- **Brief**: Will you output the entries below exactly, skipping every image they contain?
===== Records for the task
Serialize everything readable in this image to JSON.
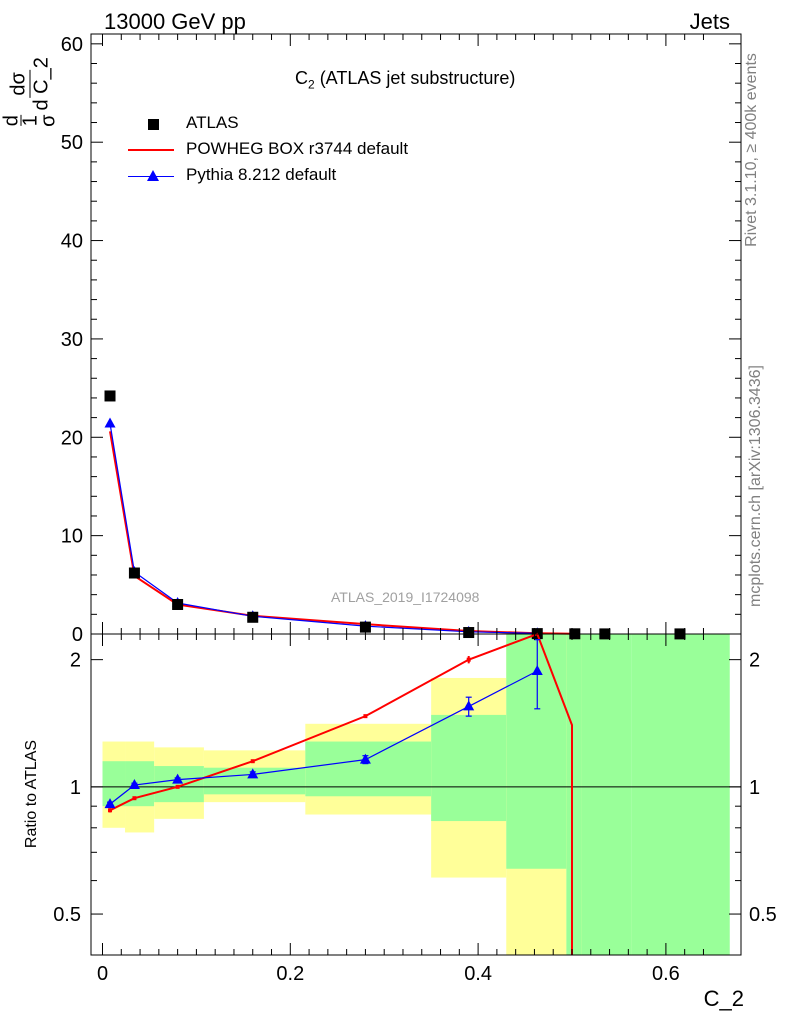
{
  "header": {
    "left": "13000 GeV pp",
    "right": "Jets"
  },
  "side_labels": {
    "rivet": "Rivet 3.1.10, ≥ 400k events",
    "mcplots": "mcplots.cern.ch [arXiv:1306.3436]"
  },
  "watermark": "ATLAS_2019_I1724098",
  "chart_data": [
    {
      "type": "scatter",
      "title": "C2 (ATLAS jet substructure)",
      "title_main": "C",
      "title_sub": "2",
      "title_rest": " (ATLAS jet substructure)",
      "ylabel": "d1/σ dσ/d C_2",
      "ylim": [
        0,
        61
      ],
      "yticks": [
        0,
        10,
        20,
        30,
        40,
        50,
        60
      ],
      "xlim": [
        -0.012,
        0.68
      ],
      "grid": false,
      "legend_position": "top-left",
      "series": [
        {
          "name": "ATLAS",
          "color": "#000000",
          "marker": "square",
          "x": [
            0.008,
            0.034,
            0.08,
            0.16,
            0.28,
            0.39,
            0.463,
            0.503,
            0.535,
            0.615
          ],
          "values": [
            24.2,
            6.2,
            3.0,
            1.7,
            0.7,
            0.15,
            0.04,
            0.02,
            0.01,
            0.01
          ]
        },
        {
          "name": "POWHEG BOX r3744 default",
          "color": "#ff0000",
          "marker": "line",
          "x": [
            0.008,
            0.034,
            0.08,
            0.16,
            0.28,
            0.39,
            0.463,
            0.503
          ],
          "values": [
            20.6,
            5.9,
            3.0,
            1.85,
            1.0,
            0.3,
            0.08,
            0.03
          ]
        },
        {
          "name": "Pythia 8.212 default",
          "color": "#0000ff",
          "marker": "triangle",
          "x": [
            0.008,
            0.034,
            0.08,
            0.16,
            0.28,
            0.39,
            0.463
          ],
          "values": [
            21.4,
            6.3,
            3.15,
            1.8,
            0.8,
            0.22,
            0.07
          ]
        }
      ]
    },
    {
      "type": "scatter",
      "ylabel": "Ratio to ATLAS",
      "xlabel": "C_2",
      "ylim": [
        0.4,
        2.3
      ],
      "y_scale": "log",
      "yticks": [
        0.5,
        1,
        2
      ],
      "xlim": [
        -0.012,
        0.68
      ],
      "xticks": [
        0,
        0.2,
        0.4,
        0.6
      ],
      "bands": [
        {
          "x0": 0.0,
          "x1": 0.024,
          "yellow": [
            0.8,
            1.28
          ],
          "green": [
            0.9,
            1.15
          ]
        },
        {
          "x0": 0.024,
          "x1": 0.055,
          "yellow": [
            0.78,
            1.28
          ],
          "green": [
            0.9,
            1.15
          ]
        },
        {
          "x0": 0.055,
          "x1": 0.108,
          "yellow": [
            0.84,
            1.24
          ],
          "green": [
            0.92,
            1.12
          ]
        },
        {
          "x0": 0.108,
          "x1": 0.216,
          "yellow": [
            0.92,
            1.22
          ],
          "green": [
            0.96,
            1.11
          ]
        },
        {
          "x0": 0.216,
          "x1": 0.35,
          "yellow": [
            0.86,
            1.41
          ],
          "green": [
            0.95,
            1.28
          ]
        },
        {
          "x0": 0.35,
          "x1": 0.43,
          "yellow": [
            0.61,
            1.81
          ],
          "green": [
            0.83,
            1.48
          ]
        },
        {
          "x0": 0.43,
          "x1": 0.494,
          "yellow": [
            0.4,
            2.3
          ],
          "green": [
            0.64,
            2.3
          ]
        },
        {
          "x0": 0.494,
          "x1": 0.51,
          "yellow": [
            0.4,
            2.3
          ],
          "green": [
            0.4,
            2.3
          ]
        },
        {
          "x0": 0.51,
          "x1": 0.563,
          "yellow": [
            0.4,
            0.57
          ],
          "green": [
            0.4,
            2.3
          ]
        },
        {
          "x0": 0.563,
          "x1": 0.668,
          "yellow": null,
          "green": [
            0.4,
            2.3
          ]
        }
      ],
      "series": [
        {
          "name": "POWHEG BOX r3744 default",
          "color": "#ff0000",
          "x": [
            0.008,
            0.034,
            0.08,
            0.16,
            0.28,
            0.39,
            0.463,
            0.5,
            0.5
          ],
          "values": [
            0.88,
            0.94,
            1.0,
            1.15,
            1.47,
            2.0,
            2.3,
            1.4,
            0.4
          ],
          "errors": [
            0.01,
            0.005,
            0.005,
            0.005,
            0.01,
            0.04,
            0,
            0,
            0
          ]
        },
        {
          "name": "Pythia 8.212 default",
          "color": "#0000ff",
          "x": [
            0.008,
            0.034,
            0.08,
            0.16,
            0.28,
            0.39,
            0.463
          ],
          "values": [
            0.91,
            1.01,
            1.04,
            1.07,
            1.16,
            1.55,
            1.88
          ],
          "errors": [
            0.01,
            0.01,
            0.01,
            0.015,
            0.025,
            0.08,
            0.35
          ]
        }
      ]
    }
  ]
}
==========
- **Task answer**:
Serialize everything readable in this image to JSON.
{
  "header": {
    "left": "13000 GeV pp",
    "right": "Jets"
  },
  "side_labels": {
    "rivet": "Rivet 3.1.10, ≥ 400k events",
    "mcplots": "mcplots.cern.ch [arXiv:1306.3436]"
  },
  "watermark": "ATLAS_2019_I1724098",
  "chart_data": [
    {
      "type": "scatter",
      "title": "C2 (ATLAS jet substructure)",
      "title_main": "C",
      "title_sub": "2",
      "title_rest": " (ATLAS jet substructure)",
      "ylabel": "d1/σ dσ/d C_2",
      "ylim": [
        0,
        61
      ],
      "yticks": [
        0,
        10,
        20,
        30,
        40,
        50,
        60
      ],
      "xlim": [
        -0.012,
        0.68
      ],
      "grid": false,
      "legend_position": "top-left",
      "series": [
        {
          "name": "ATLAS",
          "color": "#000000",
          "marker": "square",
          "x": [
            0.008,
            0.034,
            0.08,
            0.16,
            0.28,
            0.39,
            0.463,
            0.503,
            0.535,
            0.615
          ],
          "values": [
            24.2,
            6.2,
            3.0,
            1.7,
            0.7,
            0.15,
            0.04,
            0.02,
            0.01,
            0.01
          ]
        },
        {
          "name": "POWHEG BOX r3744 default",
          "color": "#ff0000",
          "marker": "line",
          "x": [
            0.008,
            0.034,
            0.08,
            0.16,
            0.28,
            0.39,
            0.463,
            0.503
          ],
          "values": [
            20.6,
            5.9,
            3.0,
            1.85,
            1.0,
            0.3,
            0.08,
            0.03
          ]
        },
        {
          "name": "Pythia 8.212 default",
          "color": "#0000ff",
          "marker": "triangle",
          "x": [
            0.008,
            0.034,
            0.08,
            0.16,
            0.28,
            0.39,
            0.463
          ],
          "values": [
            21.4,
            6.3,
            3.15,
            1.8,
            0.8,
            0.22,
            0.07
          ]
        }
      ]
    },
    {
      "type": "scatter",
      "ylabel": "Ratio to ATLAS",
      "xlabel": "C_2",
      "ylim": [
        0.4,
        2.3
      ],
      "y_scale": "log",
      "yticks": [
        0.5,
        1,
        2
      ],
      "xlim": [
        -0.012,
        0.68
      ],
      "xticks": [
        0,
        0.2,
        0.4,
        0.6
      ],
      "bands": [
        {
          "x0": 0.0,
          "x1": 0.024,
          "yellow": [
            0.8,
            1.28
          ],
          "green": [
            0.9,
            1.15
          ]
        },
        {
          "x0": 0.024,
          "x1": 0.055,
          "yellow": [
            0.78,
            1.28
          ],
          "green": [
            0.9,
            1.15
          ]
        },
        {
          "x0": 0.055,
          "x1": 0.108,
          "yellow": [
            0.84,
            1.24
          ],
          "green": [
            0.92,
            1.12
          ]
        },
        {
          "x0": 0.108,
          "x1": 0.216,
          "yellow": [
            0.92,
            1.22
          ],
          "green": [
            0.96,
            1.11
          ]
        },
        {
          "x0": 0.216,
          "x1": 0.35,
          "yellow": [
            0.86,
            1.41
          ],
          "green": [
            0.95,
            1.28
          ]
        },
        {
          "x0": 0.35,
          "x1": 0.43,
          "yellow": [
            0.61,
            1.81
          ],
          "green": [
            0.83,
            1.48
          ]
        },
        {
          "x0": 0.43,
          "x1": 0.494,
          "yellow": [
            0.4,
            2.3
          ],
          "green": [
            0.64,
            2.3
          ]
        },
        {
          "x0": 0.494,
          "x1": 0.51,
          "yellow": [
            0.4,
            2.3
          ],
          "green": [
            0.4,
            2.3
          ]
        },
        {
          "x0": 0.51,
          "x1": 0.563,
          "yellow": [
            0.4,
            0.57
          ],
          "green": [
            0.4,
            2.3
          ]
        },
        {
          "x0": 0.563,
          "x1": 0.668,
          "yellow": null,
          "green": [
            0.4,
            2.3
          ]
        }
      ],
      "series": [
        {
          "name": "POWHEG BOX r3744 default",
          "color": "#ff0000",
          "x": [
            0.008,
            0.034,
            0.08,
            0.16,
            0.28,
            0.39,
            0.463,
            0.5,
            0.5
          ],
          "values": [
            0.88,
            0.94,
            1.0,
            1.15,
            1.47,
            2.0,
            2.3,
            1.4,
            0.4
          ],
          "errors": [
            0.01,
            0.005,
            0.005,
            0.005,
            0.01,
            0.04,
            0,
            0,
            0
          ]
        },
        {
          "name": "Pythia 8.212 default",
          "color": "#0000ff",
          "x": [
            0.008,
            0.034,
            0.08,
            0.16,
            0.28,
            0.39,
            0.463
          ],
          "values": [
            0.91,
            1.01,
            1.04,
            1.07,
            1.16,
            1.55,
            1.88
          ],
          "errors": [
            0.01,
            0.01,
            0.01,
            0.015,
            0.025,
            0.08,
            0.35
          ]
        }
      ]
    }
  ]
}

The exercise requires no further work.